> EXERCISE INSTRUCTIONS
Write the material out again exactly.

— Begin DATASET RECORDS —

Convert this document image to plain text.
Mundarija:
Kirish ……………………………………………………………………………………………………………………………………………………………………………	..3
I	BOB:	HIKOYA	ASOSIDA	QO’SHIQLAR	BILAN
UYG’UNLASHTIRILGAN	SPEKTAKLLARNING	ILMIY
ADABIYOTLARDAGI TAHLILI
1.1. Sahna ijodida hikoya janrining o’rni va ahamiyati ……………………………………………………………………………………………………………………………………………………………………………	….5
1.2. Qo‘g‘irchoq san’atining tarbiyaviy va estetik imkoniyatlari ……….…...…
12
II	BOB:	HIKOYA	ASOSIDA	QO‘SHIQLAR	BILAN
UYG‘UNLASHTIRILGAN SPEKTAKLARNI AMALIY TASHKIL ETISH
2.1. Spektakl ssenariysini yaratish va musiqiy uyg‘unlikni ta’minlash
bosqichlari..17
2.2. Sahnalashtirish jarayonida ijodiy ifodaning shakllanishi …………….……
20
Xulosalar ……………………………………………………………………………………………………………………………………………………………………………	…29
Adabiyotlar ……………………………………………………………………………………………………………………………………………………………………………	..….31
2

— End DATASET RECORDS —

> SOLUTION BELOW
Convert this document image to plain text.
Mundarija:
Kirish ……………………………………………………………………………………………………………………………………………………………………………	..3
I	BOB:	HIKOYA	ASOSIDA	QO’SHIQLAR	BILAN
UYG’UNLASHTIRILGAN	SPEKTAKLLARNING	ILMIY
ADABIYOTLARDAGI TAHLILI
1.1. Sahna ijodida hikoya janrining o’rni va ahamiyati ……………………………………………………………………………………………………………………………………………………………………………	….5
1.2. Qo‘g‘irchoq san’atining tarbiyaviy va estetik imkoniyatlari ……….…...…
12
II	BOB:	HIKOYA	ASOSIDA	QO‘SHIQLAR	BILAN
UYG‘UNLASHTIRILGAN SPEKTAKLARNI AMALIY TASHKIL ETISH
2.1. Spektakl ssenariysini yaratish va musiqiy uyg‘unlikni ta’minlash
bosqichlari..17
2.2. Sahnalashtirish jarayonida ijodiy ifodaning shakllanishi …………….……
20
Xulosalar ……………………………………………………………………………………………………………………………………………………………………………	…29
Adabiyotlar ……………………………………………………………………………………………………………………………………………………………………………	..….31
2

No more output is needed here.